EXERCISE REQUIREMENTS: Render the items from the beginning through the line containing "project-encoding-label: Project Encoding: (265, 95, 370, 109)" (inclusive) as a numbered list, omitting any blank lines.

(Layout element annotations)
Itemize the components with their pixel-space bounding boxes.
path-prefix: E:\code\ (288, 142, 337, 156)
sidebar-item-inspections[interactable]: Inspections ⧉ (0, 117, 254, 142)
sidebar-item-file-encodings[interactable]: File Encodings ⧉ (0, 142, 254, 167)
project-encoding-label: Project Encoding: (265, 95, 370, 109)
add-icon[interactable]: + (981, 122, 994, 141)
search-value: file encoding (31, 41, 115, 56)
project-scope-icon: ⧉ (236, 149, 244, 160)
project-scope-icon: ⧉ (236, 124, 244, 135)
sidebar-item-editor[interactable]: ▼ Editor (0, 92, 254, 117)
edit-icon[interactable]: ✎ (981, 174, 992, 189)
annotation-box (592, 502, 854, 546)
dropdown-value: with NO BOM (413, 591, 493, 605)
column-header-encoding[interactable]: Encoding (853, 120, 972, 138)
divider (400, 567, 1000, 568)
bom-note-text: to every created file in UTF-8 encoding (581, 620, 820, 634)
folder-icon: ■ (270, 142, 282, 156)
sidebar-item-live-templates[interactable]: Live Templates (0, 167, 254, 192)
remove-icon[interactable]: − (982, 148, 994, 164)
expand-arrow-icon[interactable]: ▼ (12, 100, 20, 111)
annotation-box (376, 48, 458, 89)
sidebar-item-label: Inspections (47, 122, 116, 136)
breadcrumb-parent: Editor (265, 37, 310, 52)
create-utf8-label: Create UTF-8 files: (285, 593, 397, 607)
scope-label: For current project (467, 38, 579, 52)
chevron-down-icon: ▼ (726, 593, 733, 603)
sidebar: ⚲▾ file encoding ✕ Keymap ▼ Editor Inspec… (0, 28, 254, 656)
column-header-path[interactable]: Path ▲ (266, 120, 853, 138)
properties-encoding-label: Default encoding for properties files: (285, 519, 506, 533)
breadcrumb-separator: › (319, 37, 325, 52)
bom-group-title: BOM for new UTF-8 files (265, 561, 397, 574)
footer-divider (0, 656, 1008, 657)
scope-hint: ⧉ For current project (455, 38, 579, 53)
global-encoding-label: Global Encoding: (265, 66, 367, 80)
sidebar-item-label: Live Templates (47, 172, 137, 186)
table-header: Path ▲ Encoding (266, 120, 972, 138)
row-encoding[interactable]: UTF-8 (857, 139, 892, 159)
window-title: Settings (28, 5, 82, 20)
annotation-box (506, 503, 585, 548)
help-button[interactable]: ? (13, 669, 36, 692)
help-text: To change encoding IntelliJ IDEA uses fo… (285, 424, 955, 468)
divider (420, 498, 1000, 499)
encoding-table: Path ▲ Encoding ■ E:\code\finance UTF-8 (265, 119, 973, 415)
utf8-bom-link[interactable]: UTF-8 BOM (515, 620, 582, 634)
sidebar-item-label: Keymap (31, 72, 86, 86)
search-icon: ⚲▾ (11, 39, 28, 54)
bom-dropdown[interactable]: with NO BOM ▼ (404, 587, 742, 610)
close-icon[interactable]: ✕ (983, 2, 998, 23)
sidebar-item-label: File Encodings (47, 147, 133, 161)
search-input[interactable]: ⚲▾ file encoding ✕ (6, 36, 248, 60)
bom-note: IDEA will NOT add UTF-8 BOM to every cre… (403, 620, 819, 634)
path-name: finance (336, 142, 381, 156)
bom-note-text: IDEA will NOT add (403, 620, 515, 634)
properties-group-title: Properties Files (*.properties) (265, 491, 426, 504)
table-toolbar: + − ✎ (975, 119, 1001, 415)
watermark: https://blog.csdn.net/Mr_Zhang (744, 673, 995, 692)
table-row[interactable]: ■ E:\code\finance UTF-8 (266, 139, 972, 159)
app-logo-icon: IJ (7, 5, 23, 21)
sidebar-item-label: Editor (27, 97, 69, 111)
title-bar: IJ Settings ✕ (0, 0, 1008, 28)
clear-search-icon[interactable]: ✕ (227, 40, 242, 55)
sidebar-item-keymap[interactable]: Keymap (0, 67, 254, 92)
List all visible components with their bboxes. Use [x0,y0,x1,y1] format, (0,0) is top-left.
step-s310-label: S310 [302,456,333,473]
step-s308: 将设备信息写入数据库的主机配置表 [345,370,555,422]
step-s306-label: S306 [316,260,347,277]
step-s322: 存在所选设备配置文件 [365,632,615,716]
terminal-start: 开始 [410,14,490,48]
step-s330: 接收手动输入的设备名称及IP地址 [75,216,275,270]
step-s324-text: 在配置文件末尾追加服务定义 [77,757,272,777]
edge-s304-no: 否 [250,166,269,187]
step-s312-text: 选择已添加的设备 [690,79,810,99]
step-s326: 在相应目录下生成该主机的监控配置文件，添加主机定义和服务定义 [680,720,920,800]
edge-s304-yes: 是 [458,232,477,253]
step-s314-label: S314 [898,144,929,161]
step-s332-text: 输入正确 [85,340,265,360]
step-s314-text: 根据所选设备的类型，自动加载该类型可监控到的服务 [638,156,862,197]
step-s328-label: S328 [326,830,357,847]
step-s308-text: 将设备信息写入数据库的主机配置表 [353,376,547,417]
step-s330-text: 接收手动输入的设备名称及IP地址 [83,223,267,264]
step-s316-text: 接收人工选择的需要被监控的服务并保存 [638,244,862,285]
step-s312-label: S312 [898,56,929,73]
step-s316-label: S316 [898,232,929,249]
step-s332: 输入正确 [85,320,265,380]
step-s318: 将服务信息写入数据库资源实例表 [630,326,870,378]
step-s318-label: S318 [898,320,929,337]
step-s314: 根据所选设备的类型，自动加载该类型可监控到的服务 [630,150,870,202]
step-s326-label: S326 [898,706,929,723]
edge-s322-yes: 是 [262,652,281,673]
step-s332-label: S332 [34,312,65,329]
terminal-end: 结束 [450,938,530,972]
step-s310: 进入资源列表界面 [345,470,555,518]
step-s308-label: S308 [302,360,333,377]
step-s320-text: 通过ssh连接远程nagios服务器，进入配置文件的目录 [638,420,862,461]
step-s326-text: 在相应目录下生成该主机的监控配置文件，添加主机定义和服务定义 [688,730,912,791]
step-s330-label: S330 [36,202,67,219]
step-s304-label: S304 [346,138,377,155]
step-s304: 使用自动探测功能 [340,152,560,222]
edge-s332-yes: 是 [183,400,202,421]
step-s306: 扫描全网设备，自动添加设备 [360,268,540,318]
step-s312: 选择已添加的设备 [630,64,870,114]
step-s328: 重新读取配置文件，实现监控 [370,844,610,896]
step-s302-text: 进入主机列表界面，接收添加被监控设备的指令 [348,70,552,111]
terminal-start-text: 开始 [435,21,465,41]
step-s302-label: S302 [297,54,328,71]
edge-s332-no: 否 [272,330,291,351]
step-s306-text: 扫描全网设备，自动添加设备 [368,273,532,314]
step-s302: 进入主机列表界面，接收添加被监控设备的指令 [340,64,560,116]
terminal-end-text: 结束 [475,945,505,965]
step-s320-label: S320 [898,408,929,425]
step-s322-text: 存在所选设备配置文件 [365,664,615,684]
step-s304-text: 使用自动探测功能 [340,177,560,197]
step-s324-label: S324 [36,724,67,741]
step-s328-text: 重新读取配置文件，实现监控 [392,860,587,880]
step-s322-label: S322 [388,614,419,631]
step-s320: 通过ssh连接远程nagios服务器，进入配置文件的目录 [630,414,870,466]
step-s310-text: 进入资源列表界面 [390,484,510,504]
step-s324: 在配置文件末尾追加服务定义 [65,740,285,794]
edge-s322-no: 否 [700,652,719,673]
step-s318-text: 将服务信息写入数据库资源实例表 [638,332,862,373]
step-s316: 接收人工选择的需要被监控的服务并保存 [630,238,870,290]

ANSWER FOR THIS EXERCISE:
1. Itemize the components with their pixel-space bounding boxes.
2. path-prefix: E:\code\ (288, 142, 337, 156)
3. sidebar-item-inspections[interactable]: Inspections ⧉ (0, 117, 254, 142)
4. sidebar-item-file-encodings[interactable]: File Encodings ⧉ (0, 142, 254, 167)
5. project-encoding-label: Project Encoding: (265, 95, 370, 109)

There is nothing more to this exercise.